## OBJECTIVE
Recast every line of the records below as a Markdown table with two columns, Row and Line: number each row and put one line in each. Skip blank lines and leave the pictures out of the answer.

[START INPUT]

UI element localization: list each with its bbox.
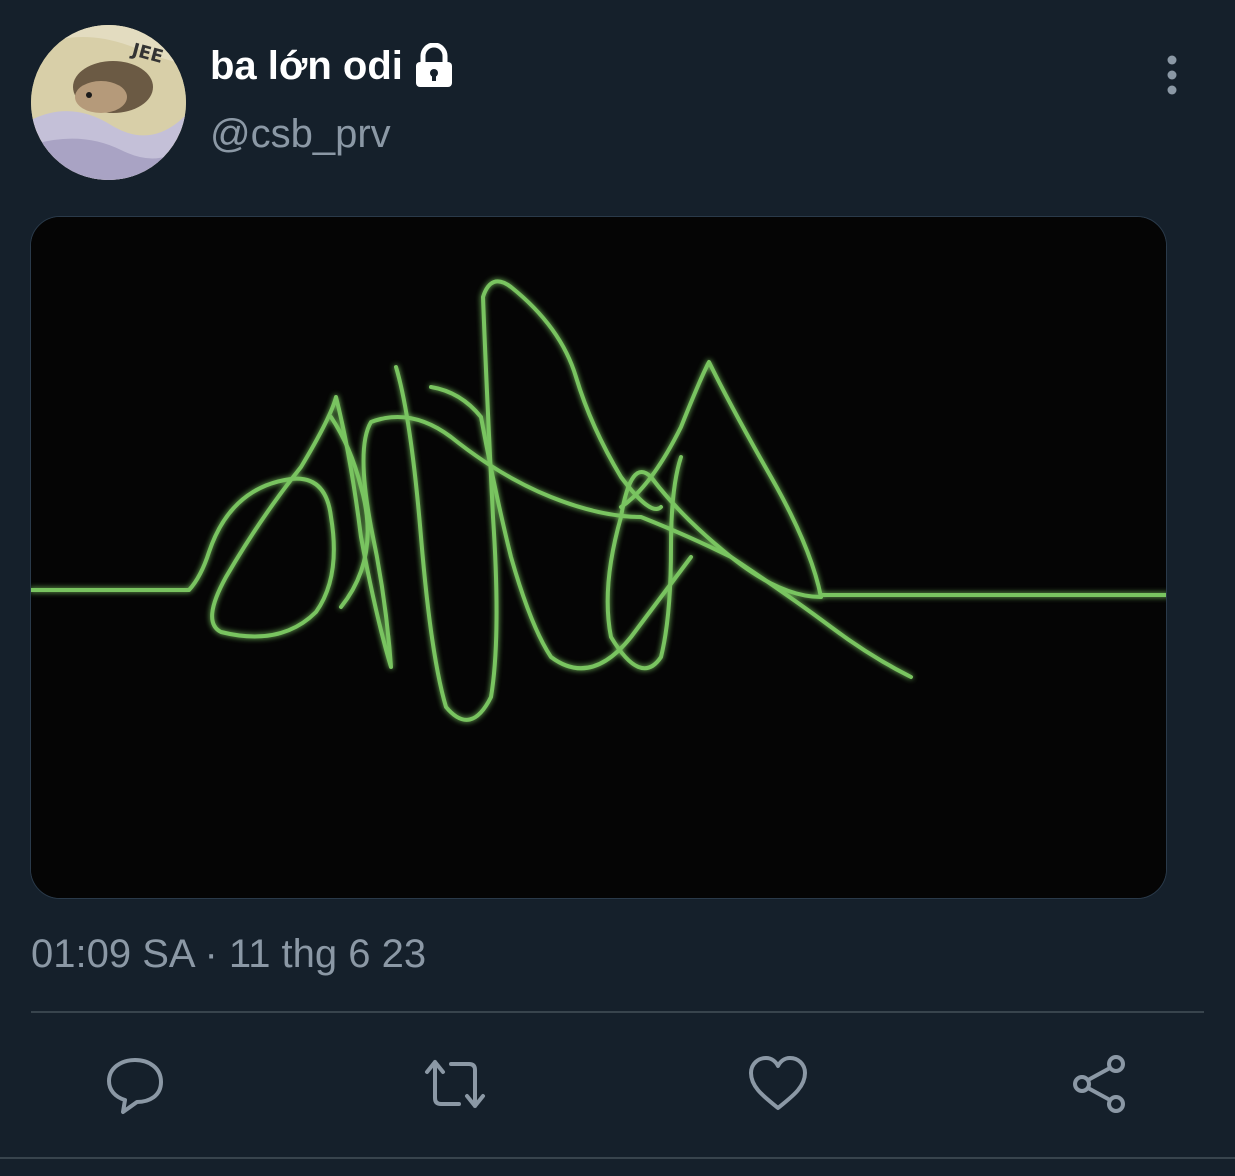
waveform-image-icon xyxy=(31,217,1166,898)
bottom-divider xyxy=(0,1157,1235,1159)
user-handle[interactable]: @csb_prv xyxy=(210,108,391,160)
tweet-timestamp[interactable]: 01:09 SA · 11 thg 6 23 xyxy=(31,930,426,978)
retweet-button[interactable] xyxy=(423,1052,487,1116)
tweet-detail: JEE ba lớn odi @csb_prv 01:09 SA · 11 th… xyxy=(0,0,1235,1176)
more-vertical-icon xyxy=(1167,55,1177,95)
like-button[interactable] xyxy=(746,1052,810,1116)
tweet-media[interactable] xyxy=(30,216,1167,899)
share-icon xyxy=(1073,1055,1125,1113)
retweet-icon xyxy=(425,1060,485,1108)
avatar[interactable]: JEE xyxy=(31,25,186,180)
lock-icon xyxy=(413,42,455,89)
divider xyxy=(31,1011,1204,1013)
hedgehog-avatar-icon: JEE xyxy=(31,25,186,180)
display-name-row: ba lớn odi xyxy=(210,40,455,92)
more-options-button[interactable] xyxy=(1150,52,1194,96)
reply-button[interactable] xyxy=(103,1052,167,1116)
comment-icon xyxy=(107,1058,163,1114)
display-name[interactable]: ba lớn odi xyxy=(210,40,403,92)
heart-icon xyxy=(749,1056,807,1110)
share-button[interactable] xyxy=(1068,1052,1132,1116)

[END INPUT]

## SOLUTION
| Row | Line |
|---|---|
| 1 | UI element localization: list each with its bbox. |
| 2 | waveform-image-icon xyxy=(31,217,1166,898) |
| 3 | bottom-divider xyxy=(0,1157,1235,1159) |
| 4 | user-handle[interactable]: @csb_prv xyxy=(210,108,391,160) |
| 5 | tweet-timestamp[interactable]: 01:09 SA · 11 thg 6 23 xyxy=(31,930,426,978) |
| 6 | retweet-button[interactable] xyxy=(423,1052,487,1116) |
| 7 | tweet-detail: JEE ba lớn odi @csb_prv 01:09 SA · 11 th… xyxy=(0,0,1235,1176) |
| 8 | more-vertical-icon xyxy=(1167,55,1177,95) |
| 9 | like-button[interactable] xyxy=(746,1052,810,1116) |
| 10 | tweet-media[interactable] xyxy=(30,216,1167,899) |
| 11 | share-icon xyxy=(1073,1055,1125,1113) |
| 12 | retweet-icon xyxy=(425,1060,485,1108) |
| 13 | avatar[interactable]: JEE xyxy=(31,25,186,180) |
| 14 | lock-icon xyxy=(413,42,455,89) |
| 15 | divider xyxy=(31,1011,1204,1013) |
| 16 | hedgehog-avatar-icon: JEE xyxy=(31,25,186,180) |
| 17 | display-name-row: ba lớn odi xyxy=(210,40,455,92) |
| 18 | more-options-button[interactable] xyxy=(1150,52,1194,96) |
| 19 | reply-button[interactable] xyxy=(103,1052,167,1116) |
| 20 | comment-icon xyxy=(107,1058,163,1114) |
| 21 | display-name[interactable]: ba lớn odi xyxy=(210,40,403,92) |
| 22 | heart-icon xyxy=(749,1056,807,1110) |
| 23 | share-button[interactable] xyxy=(1068,1052,1132,1116) |